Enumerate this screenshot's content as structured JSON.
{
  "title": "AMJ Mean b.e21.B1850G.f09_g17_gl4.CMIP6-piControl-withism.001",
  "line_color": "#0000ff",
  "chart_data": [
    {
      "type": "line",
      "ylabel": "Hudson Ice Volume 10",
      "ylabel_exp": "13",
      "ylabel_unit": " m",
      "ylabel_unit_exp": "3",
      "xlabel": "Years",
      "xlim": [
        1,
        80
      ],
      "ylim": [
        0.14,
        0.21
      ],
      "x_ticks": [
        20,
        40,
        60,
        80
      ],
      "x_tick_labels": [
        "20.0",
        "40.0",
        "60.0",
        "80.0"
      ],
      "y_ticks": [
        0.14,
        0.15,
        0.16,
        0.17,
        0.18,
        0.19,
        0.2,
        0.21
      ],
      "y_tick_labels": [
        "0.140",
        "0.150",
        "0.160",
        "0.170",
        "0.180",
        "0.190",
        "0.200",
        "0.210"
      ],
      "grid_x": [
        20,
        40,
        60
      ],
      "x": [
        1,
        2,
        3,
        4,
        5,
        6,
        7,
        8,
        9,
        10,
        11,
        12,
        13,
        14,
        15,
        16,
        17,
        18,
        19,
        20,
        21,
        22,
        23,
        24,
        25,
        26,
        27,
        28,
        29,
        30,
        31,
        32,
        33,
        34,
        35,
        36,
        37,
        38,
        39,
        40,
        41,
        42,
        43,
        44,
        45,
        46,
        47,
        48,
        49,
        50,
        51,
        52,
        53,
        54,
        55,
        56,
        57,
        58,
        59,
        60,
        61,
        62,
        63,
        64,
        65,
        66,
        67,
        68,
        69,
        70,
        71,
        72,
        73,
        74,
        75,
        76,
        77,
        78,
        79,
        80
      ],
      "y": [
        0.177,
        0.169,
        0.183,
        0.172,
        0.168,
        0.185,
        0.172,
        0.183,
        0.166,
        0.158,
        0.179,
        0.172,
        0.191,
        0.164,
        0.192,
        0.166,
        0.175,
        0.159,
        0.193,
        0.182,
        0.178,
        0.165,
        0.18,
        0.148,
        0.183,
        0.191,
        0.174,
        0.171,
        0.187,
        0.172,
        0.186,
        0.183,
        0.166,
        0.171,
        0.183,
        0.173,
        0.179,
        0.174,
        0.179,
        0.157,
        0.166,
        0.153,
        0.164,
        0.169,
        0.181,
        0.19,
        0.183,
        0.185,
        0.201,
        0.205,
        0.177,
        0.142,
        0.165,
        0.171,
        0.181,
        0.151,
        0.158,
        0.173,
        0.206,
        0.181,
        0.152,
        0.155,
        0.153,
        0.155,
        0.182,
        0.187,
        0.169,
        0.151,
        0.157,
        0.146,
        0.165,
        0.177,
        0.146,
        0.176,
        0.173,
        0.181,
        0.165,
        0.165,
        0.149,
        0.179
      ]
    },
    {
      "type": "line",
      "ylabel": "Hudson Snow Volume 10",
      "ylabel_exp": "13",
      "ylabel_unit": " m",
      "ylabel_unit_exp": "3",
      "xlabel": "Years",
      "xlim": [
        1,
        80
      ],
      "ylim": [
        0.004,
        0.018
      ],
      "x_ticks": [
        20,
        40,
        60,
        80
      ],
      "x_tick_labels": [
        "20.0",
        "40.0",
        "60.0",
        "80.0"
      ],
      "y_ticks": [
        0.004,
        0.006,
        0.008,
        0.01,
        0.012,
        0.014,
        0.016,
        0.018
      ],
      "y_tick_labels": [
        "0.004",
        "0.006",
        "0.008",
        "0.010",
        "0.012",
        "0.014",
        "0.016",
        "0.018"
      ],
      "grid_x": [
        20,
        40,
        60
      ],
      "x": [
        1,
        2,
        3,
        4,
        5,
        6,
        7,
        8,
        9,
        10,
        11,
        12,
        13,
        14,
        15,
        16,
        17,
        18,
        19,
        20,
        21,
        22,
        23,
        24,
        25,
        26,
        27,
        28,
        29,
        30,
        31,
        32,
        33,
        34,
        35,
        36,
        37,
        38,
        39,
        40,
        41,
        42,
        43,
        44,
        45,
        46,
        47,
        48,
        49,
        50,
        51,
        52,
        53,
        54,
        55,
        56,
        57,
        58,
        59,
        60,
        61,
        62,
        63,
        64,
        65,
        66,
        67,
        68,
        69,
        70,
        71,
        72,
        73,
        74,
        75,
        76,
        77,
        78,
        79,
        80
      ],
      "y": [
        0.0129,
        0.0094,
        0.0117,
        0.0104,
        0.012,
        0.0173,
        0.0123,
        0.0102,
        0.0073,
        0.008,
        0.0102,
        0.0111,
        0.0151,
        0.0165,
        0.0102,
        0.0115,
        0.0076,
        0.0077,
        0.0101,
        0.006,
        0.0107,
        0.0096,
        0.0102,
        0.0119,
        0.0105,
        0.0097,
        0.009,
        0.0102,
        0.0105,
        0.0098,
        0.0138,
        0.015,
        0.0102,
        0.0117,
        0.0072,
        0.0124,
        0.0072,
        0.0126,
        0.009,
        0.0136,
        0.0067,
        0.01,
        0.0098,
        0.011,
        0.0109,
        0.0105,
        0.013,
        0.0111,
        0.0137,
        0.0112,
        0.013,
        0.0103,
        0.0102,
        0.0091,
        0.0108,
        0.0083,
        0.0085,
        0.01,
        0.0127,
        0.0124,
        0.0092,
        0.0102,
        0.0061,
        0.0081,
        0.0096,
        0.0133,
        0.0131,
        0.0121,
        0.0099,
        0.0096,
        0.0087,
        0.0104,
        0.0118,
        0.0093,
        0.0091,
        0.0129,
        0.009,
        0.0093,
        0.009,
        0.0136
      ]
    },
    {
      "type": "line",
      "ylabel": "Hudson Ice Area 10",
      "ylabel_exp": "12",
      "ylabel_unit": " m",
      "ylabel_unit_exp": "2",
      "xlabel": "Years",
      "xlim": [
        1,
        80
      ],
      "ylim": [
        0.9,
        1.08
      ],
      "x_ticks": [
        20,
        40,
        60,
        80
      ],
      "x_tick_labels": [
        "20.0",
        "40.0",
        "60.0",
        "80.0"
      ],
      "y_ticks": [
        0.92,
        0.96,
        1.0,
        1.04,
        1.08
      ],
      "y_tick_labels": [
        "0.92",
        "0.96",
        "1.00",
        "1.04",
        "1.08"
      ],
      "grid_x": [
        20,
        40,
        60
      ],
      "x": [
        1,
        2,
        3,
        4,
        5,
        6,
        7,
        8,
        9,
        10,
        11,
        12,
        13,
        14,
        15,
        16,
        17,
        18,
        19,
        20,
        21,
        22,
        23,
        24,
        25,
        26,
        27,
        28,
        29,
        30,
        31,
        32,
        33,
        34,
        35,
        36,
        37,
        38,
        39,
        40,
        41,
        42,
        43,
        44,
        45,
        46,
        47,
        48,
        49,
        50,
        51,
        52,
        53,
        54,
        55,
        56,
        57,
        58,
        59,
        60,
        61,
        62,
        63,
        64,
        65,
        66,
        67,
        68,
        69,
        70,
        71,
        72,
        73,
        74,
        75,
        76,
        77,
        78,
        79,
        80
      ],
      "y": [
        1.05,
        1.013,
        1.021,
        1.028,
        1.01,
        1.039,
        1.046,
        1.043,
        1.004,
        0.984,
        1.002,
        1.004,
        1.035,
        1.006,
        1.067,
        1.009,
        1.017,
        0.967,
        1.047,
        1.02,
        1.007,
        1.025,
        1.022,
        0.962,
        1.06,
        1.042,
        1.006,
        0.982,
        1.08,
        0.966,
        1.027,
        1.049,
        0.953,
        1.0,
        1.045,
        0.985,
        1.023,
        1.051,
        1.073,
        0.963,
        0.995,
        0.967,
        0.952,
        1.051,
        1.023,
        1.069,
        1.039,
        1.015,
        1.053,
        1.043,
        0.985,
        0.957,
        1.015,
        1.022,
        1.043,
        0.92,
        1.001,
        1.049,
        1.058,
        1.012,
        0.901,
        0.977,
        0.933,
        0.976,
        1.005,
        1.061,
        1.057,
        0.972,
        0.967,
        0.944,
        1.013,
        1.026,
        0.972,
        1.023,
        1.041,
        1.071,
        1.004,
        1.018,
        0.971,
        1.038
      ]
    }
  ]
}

▬▬▬▬▬▬▬▬▬▬

List each line holding the string "Hudson".

      "ylabel": "Hudson Ice Volume 10",
      "ylabel": "Hudson Snow Volume 10",
      "ylabel": "Hudson Ice Area 10",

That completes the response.